• _Extracted records_:

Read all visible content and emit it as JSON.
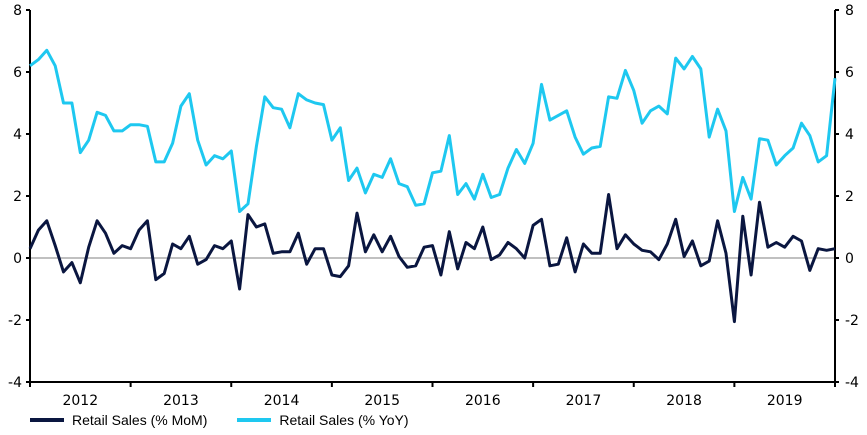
{
  "chart_data": {
    "type": "line",
    "title": "",
    "xlabel": "",
    "ylabel": "",
    "ylim": [
      -4,
      8
    ],
    "y2lim": [
      -4,
      8
    ],
    "yticks": [
      -4,
      -2,
      0,
      2,
      4,
      6,
      8
    ],
    "xtick_labels": [
      "2012",
      "2013",
      "2014",
      "2015",
      "2016",
      "2017",
      "2018",
      "2019"
    ],
    "grid": false,
    "legend_position": "bottom",
    "series": [
      {
        "name": "Retail Sales (% MoM)",
        "color": "#0a1640",
        "axis": "left",
        "values": [
          0.3,
          0.9,
          1.2,
          0.4,
          -0.45,
          -0.15,
          -0.8,
          0.35,
          1.2,
          0.8,
          0.15,
          0.4,
          0.3,
          0.9,
          1.2,
          -0.7,
          -0.5,
          0.45,
          0.3,
          0.7,
          -0.2,
          -0.05,
          0.4,
          0.3,
          0.55,
          -1.0,
          1.4,
          1.0,
          1.1,
          0.15,
          0.2,
          0.2,
          0.8,
          -0.2,
          0.3,
          0.3,
          -0.55,
          -0.6,
          -0.25,
          1.45,
          0.2,
          0.75,
          0.2,
          0.7,
          0.05,
          -0.3,
          -0.25,
          0.35,
          0.4,
          -0.55,
          0.85,
          -0.35,
          0.5,
          0.3,
          1.0,
          -0.05,
          0.1,
          0.5,
          0.3,
          0.0,
          1.05,
          1.25,
          -0.25,
          -0.2,
          0.65,
          -0.45,
          0.45,
          0.15,
          0.15,
          2.05,
          0.3,
          0.75,
          0.45,
          0.25,
          0.2,
          -0.05,
          0.45,
          1.25,
          0.05,
          0.55,
          -0.25,
          -0.1,
          1.2,
          0.15,
          -2.05,
          1.35,
          -0.55,
          1.8,
          0.35,
          0.5,
          0.35,
          0.7,
          0.55,
          -0.4,
          0.3,
          0.25,
          0.3
        ]
      },
      {
        "name": "Retail Sales (% YoY)",
        "color": "#1ec8f0",
        "axis": "right",
        "values": [
          6.2,
          6.4,
          6.7,
          6.2,
          5.0,
          5.0,
          3.4,
          3.8,
          4.7,
          4.6,
          4.1,
          4.1,
          4.3,
          4.3,
          4.25,
          3.1,
          3.1,
          3.7,
          4.9,
          5.3,
          3.8,
          3.0,
          3.3,
          3.2,
          3.45,
          1.5,
          1.75,
          3.6,
          5.2,
          4.85,
          4.8,
          4.2,
          5.3,
          5.1,
          5.0,
          4.95,
          3.8,
          4.2,
          2.5,
          2.9,
          2.1,
          2.7,
          2.6,
          3.2,
          2.4,
          2.3,
          1.7,
          1.75,
          2.75,
          2.8,
          3.95,
          2.05,
          2.4,
          1.9,
          2.7,
          1.95,
          2.05,
          2.9,
          3.5,
          3.05,
          3.7,
          5.6,
          4.45,
          4.6,
          4.75,
          3.9,
          3.35,
          3.55,
          3.6,
          5.2,
          5.15,
          6.05,
          5.4,
          4.35,
          4.75,
          4.9,
          4.65,
          6.45,
          6.1,
          6.5,
          6.1,
          3.9,
          4.8,
          4.1,
          1.5,
          2.6,
          1.9,
          3.85,
          3.8,
          3.0,
          3.3,
          3.55,
          4.35,
          3.95,
          3.1,
          3.3,
          5.8
        ]
      }
    ]
  },
  "legend": {
    "items": [
      {
        "label": "Retail Sales (% MoM)",
        "color": "#0a1640"
      },
      {
        "label": "Retail Sales (% YoY)",
        "color": "#1ec8f0"
      }
    ]
  }
}
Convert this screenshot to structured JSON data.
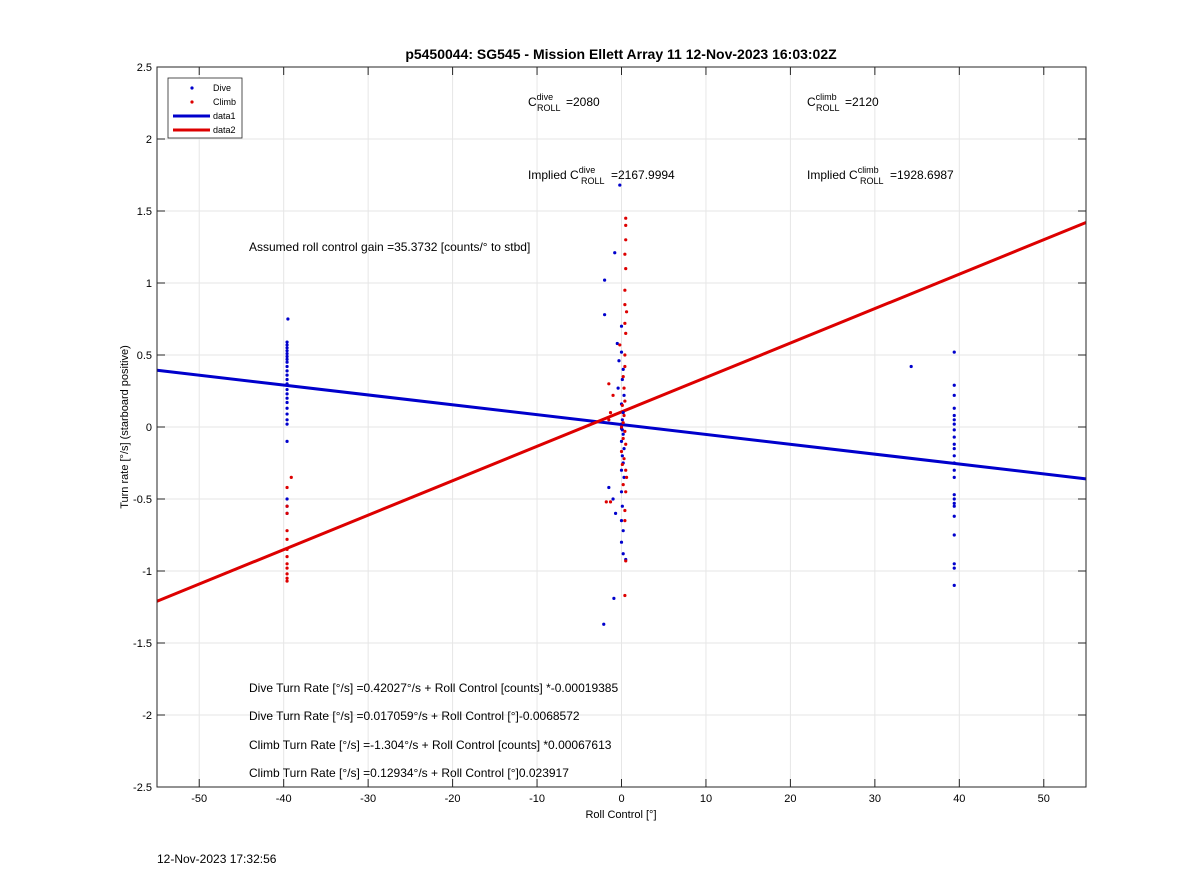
{
  "chart_data": {
    "type": "scatter",
    "title": "p5450044: SG545 - Mission Ellett Array 11 12-Nov-2023 16:03:02Z",
    "xlabel": "Roll Control [°]",
    "ylabel": "Turn rate [°/s] (starboard positive)",
    "xlim": [
      -55,
      55
    ],
    "ylim": [
      -2.5,
      2.5
    ],
    "xticks": [
      -50,
      -40,
      -30,
      -20,
      -10,
      0,
      10,
      20,
      30,
      40,
      50
    ],
    "yticks": [
      -2.5,
      -2,
      -1.5,
      -1,
      -0.5,
      0,
      0.5,
      1,
      1.5,
      2,
      2.5
    ],
    "grid": true,
    "legend": {
      "position": "top-left",
      "entries": [
        {
          "label": "Dive",
          "color": "#0000cc",
          "style": "point"
        },
        {
          "label": "Climb",
          "color": "#dd0000",
          "style": "point"
        },
        {
          "label": "data1",
          "color": "#0000cc",
          "style": "line"
        },
        {
          "label": "data2",
          "color": "#dd0000",
          "style": "line"
        }
      ]
    },
    "colors": {
      "dive": "#0000cc",
      "climb": "#dd0000"
    },
    "series": [
      {
        "name": "Dive",
        "style": "point",
        "color": "#0000cc",
        "points": [
          [
            -39.5,
            0.75
          ],
          [
            -39.6,
            0.59
          ],
          [
            -39.6,
            0.57
          ],
          [
            -39.6,
            0.55
          ],
          [
            -39.6,
            0.53
          ],
          [
            -39.6,
            0.51
          ],
          [
            -39.6,
            0.49
          ],
          [
            -39.6,
            0.47
          ],
          [
            -39.6,
            0.45
          ],
          [
            -39.6,
            0.42
          ],
          [
            -39.6,
            0.39
          ],
          [
            -39.6,
            0.36
          ],
          [
            -39.6,
            0.33
          ],
          [
            -39.6,
            0.3
          ],
          [
            -39.6,
            0.26
          ],
          [
            -39.6,
            0.23
          ],
          [
            -39.6,
            0.2
          ],
          [
            -39.6,
            0.17
          ],
          [
            -39.6,
            0.13
          ],
          [
            -39.6,
            0.09
          ],
          [
            -39.6,
            0.05
          ],
          [
            -39.6,
            0.02
          ],
          [
            -39.6,
            -0.1
          ],
          [
            -39.6,
            -0.5
          ],
          [
            -39.6,
            -0.55
          ],
          [
            -39.6,
            -0.6
          ],
          [
            -0.2,
            1.68
          ],
          [
            -0.8,
            1.21
          ],
          [
            -2,
            1.02
          ],
          [
            -2,
            0.78
          ],
          [
            0,
            0.7
          ],
          [
            -0.5,
            0.58
          ],
          [
            0,
            0.52
          ],
          [
            -0.3,
            0.46
          ],
          [
            0.2,
            0.4
          ],
          [
            0.1,
            0.33
          ],
          [
            -0.4,
            0.27
          ],
          [
            0.3,
            0.22
          ],
          [
            0,
            0.16
          ],
          [
            0.2,
            0.1
          ],
          [
            0.1,
            0.05
          ],
          [
            0,
            0.02
          ],
          [
            0,
            -0.01
          ],
          [
            0.1,
            -0.02
          ],
          [
            0.2,
            -0.05
          ],
          [
            0,
            -0.1
          ],
          [
            0.3,
            -0.15
          ],
          [
            0.1,
            -0.2
          ],
          [
            0.2,
            -0.25
          ],
          [
            0,
            -0.3
          ],
          [
            0.3,
            -0.35
          ],
          [
            -1.5,
            -0.42
          ],
          [
            0,
            -0.45
          ],
          [
            -1,
            -0.5
          ],
          [
            0.1,
            -0.55
          ],
          [
            -0.7,
            -0.6
          ],
          [
            0,
            -0.65
          ],
          [
            0.2,
            -0.72
          ],
          [
            0,
            -0.8
          ],
          [
            0.2,
            -0.88
          ],
          [
            0.5,
            -0.92
          ],
          [
            -0.9,
            -1.19
          ],
          [
            -2.1,
            -1.37
          ],
          [
            34.3,
            0.42
          ],
          [
            39.4,
            0.52
          ],
          [
            39.4,
            0.29
          ],
          [
            39.4,
            0.22
          ],
          [
            39.4,
            0.13
          ],
          [
            39.4,
            0.08
          ],
          [
            39.4,
            0.05
          ],
          [
            39.4,
            0.02
          ],
          [
            39.4,
            -0.02
          ],
          [
            39.4,
            -0.07
          ],
          [
            39.4,
            -0.12
          ],
          [
            39.4,
            -0.15
          ],
          [
            39.4,
            -0.2
          ],
          [
            39.4,
            -0.25
          ],
          [
            39.4,
            -0.3
          ],
          [
            39.4,
            -0.35
          ],
          [
            39.4,
            -0.47
          ],
          [
            39.4,
            -0.5
          ],
          [
            39.4,
            -0.53
          ],
          [
            39.4,
            -0.55
          ],
          [
            39.4,
            -0.62
          ],
          [
            39.4,
            -0.75
          ],
          [
            39.4,
            -0.95
          ],
          [
            39.4,
            -0.98
          ],
          [
            39.4,
            -1.1
          ]
        ]
      },
      {
        "name": "Climb",
        "style": "point",
        "color": "#dd0000",
        "points": [
          [
            -39.1,
            -0.35
          ],
          [
            -39.6,
            -0.42
          ],
          [
            -39.6,
            -0.55
          ],
          [
            -39.6,
            -0.6
          ],
          [
            -39.6,
            -0.72
          ],
          [
            -39.6,
            -0.78
          ],
          [
            -39.6,
            -0.85
          ],
          [
            -39.6,
            -0.9
          ],
          [
            -39.6,
            -0.95
          ],
          [
            -39.6,
            -0.98
          ],
          [
            -39.6,
            -1.02
          ],
          [
            -39.6,
            -1.05
          ],
          [
            -39.6,
            -1.07
          ],
          [
            0.5,
            1.45
          ],
          [
            0.5,
            1.4
          ],
          [
            0.5,
            1.3
          ],
          [
            0.4,
            1.2
          ],
          [
            0.5,
            1.1
          ],
          [
            0.4,
            0.95
          ],
          [
            0.4,
            0.85
          ],
          [
            0.6,
            0.8
          ],
          [
            0.4,
            0.72
          ],
          [
            0.5,
            0.65
          ],
          [
            -0.2,
            0.57
          ],
          [
            0.4,
            0.5
          ],
          [
            0.4,
            0.42
          ],
          [
            0.2,
            0.35
          ],
          [
            -1.5,
            0.3
          ],
          [
            0.3,
            0.27
          ],
          [
            -1,
            0.22
          ],
          [
            0.4,
            0.18
          ],
          [
            0.1,
            0.15
          ],
          [
            -1.3,
            0.1
          ],
          [
            0.3,
            0.08
          ],
          [
            -1.5,
            0.05
          ],
          [
            0.2,
            0.03
          ],
          [
            0,
            0
          ],
          [
            0.4,
            -0.03
          ],
          [
            0.2,
            -0.08
          ],
          [
            0.5,
            -0.12
          ],
          [
            0,
            -0.17
          ],
          [
            0.3,
            -0.22
          ],
          [
            0.1,
            -0.26
          ],
          [
            0.5,
            -0.3
          ],
          [
            0.6,
            -0.35
          ],
          [
            0.2,
            -0.4
          ],
          [
            0.5,
            -0.45
          ],
          [
            -1.3,
            -0.52
          ],
          [
            -1.8,
            -0.52
          ],
          [
            0.4,
            -0.58
          ],
          [
            0.4,
            -0.65
          ],
          [
            0.5,
            -0.93
          ],
          [
            0.4,
            -1.17
          ]
        ]
      },
      {
        "name": "data1",
        "style": "line",
        "color": "#0000cc",
        "x": [
          -55,
          55
        ],
        "y": [
          0.394,
          -0.36
        ]
      },
      {
        "name": "data2",
        "style": "line",
        "color": "#dd0000",
        "x": [
          -55,
          55
        ],
        "y": [
          -1.21,
          1.42
        ]
      }
    ],
    "annotations": {
      "c_dive": {
        "prefix": "C",
        "sup": "dive",
        "sub": "ROLL",
        "value": "=2080"
      },
      "c_climb": {
        "prefix": "C",
        "sup": "climb",
        "sub": "ROLL",
        "value": "=2120"
      },
      "implied_dive": {
        "prefix": "Implied C",
        "sup": "dive",
        "sub": "ROLL",
        "value": "=2167.9994"
      },
      "implied_climb": {
        "prefix": "Implied C",
        "sup": "climb",
        "sub": "ROLL",
        "value": "=1928.6987"
      },
      "gain": "Assumed roll control gain =35.3732 [counts/° to stbd]",
      "eq1": "Dive Turn Rate [°/s] =0.42027°/s + Roll Control [counts] *-0.00019385",
      "eq2": "Dive Turn Rate [°/s] =0.017059°/s + Roll Control [°]-0.0068572",
      "eq3": "Climb Turn Rate [°/s] =-1.304°/s + Roll Control [counts] *0.00067613",
      "eq4": "Climb Turn Rate [°/s] =0.12934°/s + Roll Control [°]0.023917"
    }
  },
  "footer": {
    "timestamp": "12-Nov-2023 17:32:56"
  }
}
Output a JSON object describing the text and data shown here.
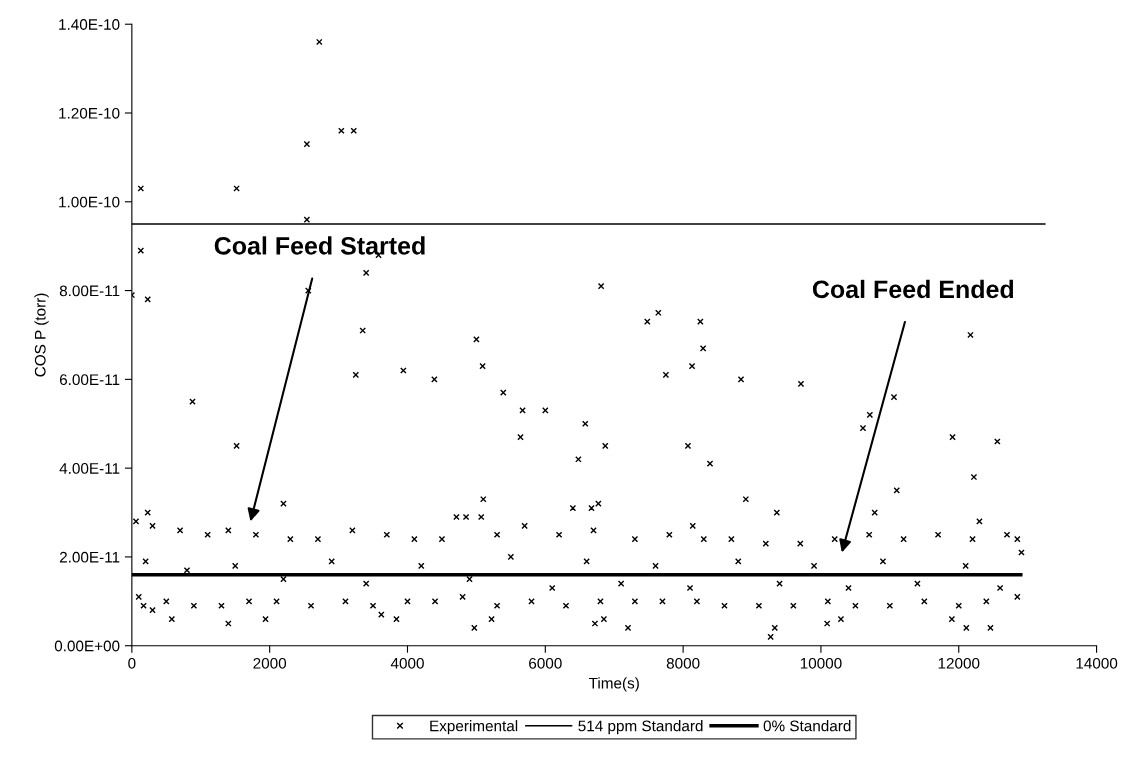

• _Brief_: Identify lines with the string "Retail". Copy each one.

• _Result of this task_:
        "name": "Retail Sales (% MoM)",
        "name": "Retail Sales (% YoY)",
        "label": "Retail Sales (% MoM)",
        "label": "Retail Sales (% YoY)",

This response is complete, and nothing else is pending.